======== PROVIDED DATA ========

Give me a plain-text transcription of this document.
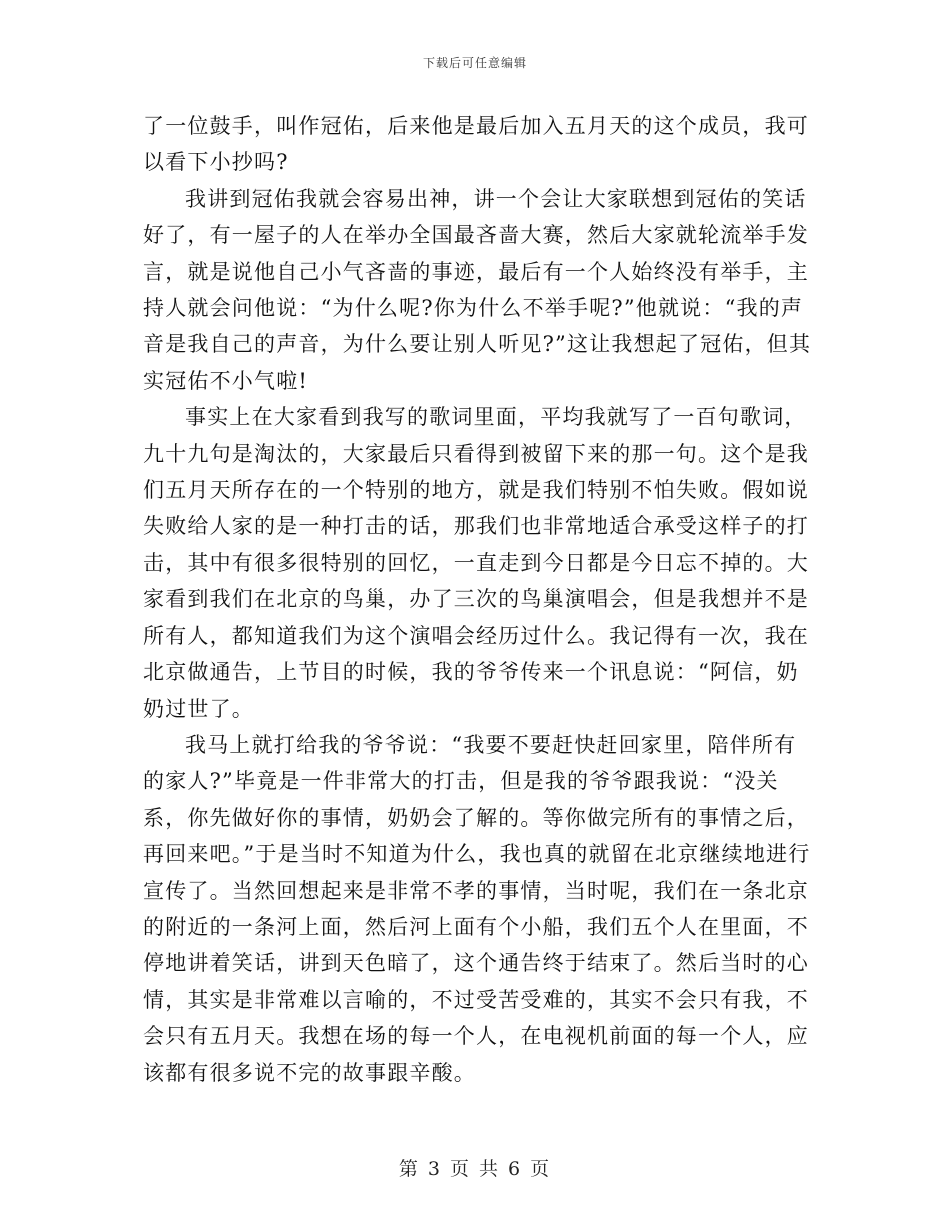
下载后可任意编辑

了一位鼓手，叫作冠佑，后来他是最后加入五月天的这个成员，我可以看下小抄吗?

我讲到冠佑我就会容易出神，讲一个会让大家联想到冠佑的笑话好了，有一屋子的人在举办全国最吝啬大赛，然后大家就轮流举手发言，就是说他自己小气吝啬的事迹，最后有一个人始终没有举手，主持人就会问他说：“为什么呢?你为什么不举手呢?”他就说：“我的声音是我自己的声音，为什么要让别人听见?”这让我想起了冠佑，但其实冠佑不小气啦!

事实上在大家看到我写的歌词里面，平均我就写了一百句歌词，九十九句是淘汰的，大家最后只看得到被留下来的那一句。这个是我们五月天所存在的一个特别的地方，就是我们特别不怕失败。假如说失败给人家的是一种打击的话，那我们也非常地适合承受这样子的打击，其中有很多很特别的回忆，一直走到今日都是今日忘不掉的。大家看到我们在北京的鸟巢，办了三次的鸟巢演唱会，但是我想并不是所有人，都知道我们为这个演唱会经历过什么。我记得有一次，我在北京做通告，上节目的时候，我的爷爷传来一个讯息说：“阿信，奶奶过世了。

我马上就打给我的爷爷说：“我要不要赶快赶回家里，陪伴所有的家人?”毕竟是一件非常大的打击，但是我的爷爷跟我说：“没关系，你先做好你的事情，奶奶会了解的。等你做完所有的事情之后，再回来吧。”于是当时不知道为什么，我也真的就留在北京继续地进行宣传了。当然回想起来是非常不孝的事情，当时呢，我们在一条北京的附近的一条河上面，然后河上面有个小船，我们五个人在里面，不停地讲着笑话，讲到天色暗了，这个通告终于结束了。然后当时的心情，其实是非常难以言喻的，不过受苦受难的，其实不会只有我，不会只有五月天。我想在场的每一个人，在电视机前面的每一个人，应该都有很多说不完的故事跟辛酸。

第 3 页 共 6 页
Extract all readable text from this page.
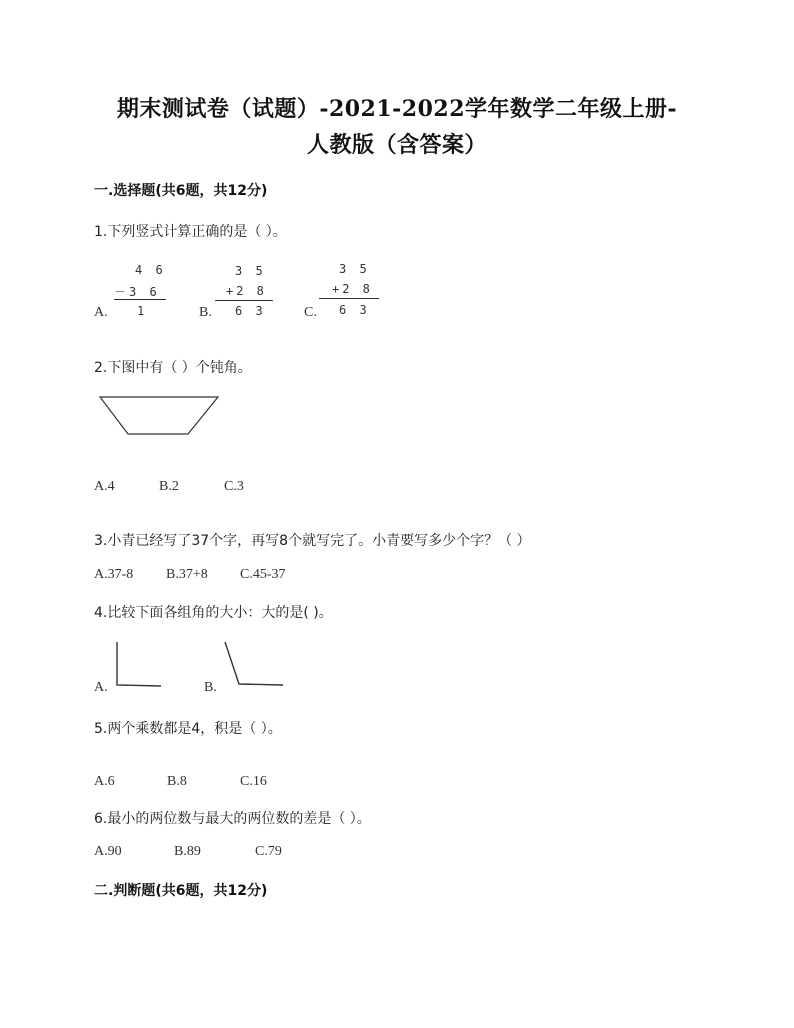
期末测试卷（试题）-2021-2022学年数学二年级上册-
人教版（含答案）
一.选择题(共6题，共12分)
1.下列竖式计算正确的是（ ）。
A.
4 6
－3 6
1	B.
3 5
+2 8
6 3	C.
3 5
+2 8
6 3
2.下图中有（ ）个钝角。
A.4	B.2	C.3
3.小青已经写了37个字，再写8个就写完了。小青要写多少个字？（ ）
A.37-8 B.37+8 C.45-37
4.比较下面各组角的大小：大的是( )。
A.	B.
5.两个乘数都是4，积是（ ）。
A.6	B.8	C.16
6.最小的两位数与最大的两位数的差是（ ）。
A.90	B.89	C.79
二.判断题(共6题，共12分)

========

- _WHAT IS NEEDED_: Emit the lines from the line containing "Extract all readable text from this page." to the final line of the material, inclusive, exactly as written; pictures are excluded.

- _RESULT FOR THIS TASK_:
Extract all readable text from this page.
期末测试卷（试题）-2021-2022学年数学二年级上册-
人教版（含答案）
一.选择题(共6题，共12分)
1.下列竖式计算正确的是（ ）。
A.
4 6
－3 6
1	B.
3 5
+2 8
6 3	C.
3 5
+2 8
6 3
2.下图中有（ ）个钝角。
A.4	B.2	C.3
3.小青已经写了37个字，再写8个就写完了。小青要写多少个字？（ ）
A.37-8 B.37+8 C.45-37
4.比较下面各组角的大小：大的是( )。
A.	B.
5.两个乘数都是4，积是（ ）。
A.6	B.8	C.16
6.最小的两位数与最大的两位数的差是（ ）。
A.90	B.89	C.79
二.判断题(共6题，共12分)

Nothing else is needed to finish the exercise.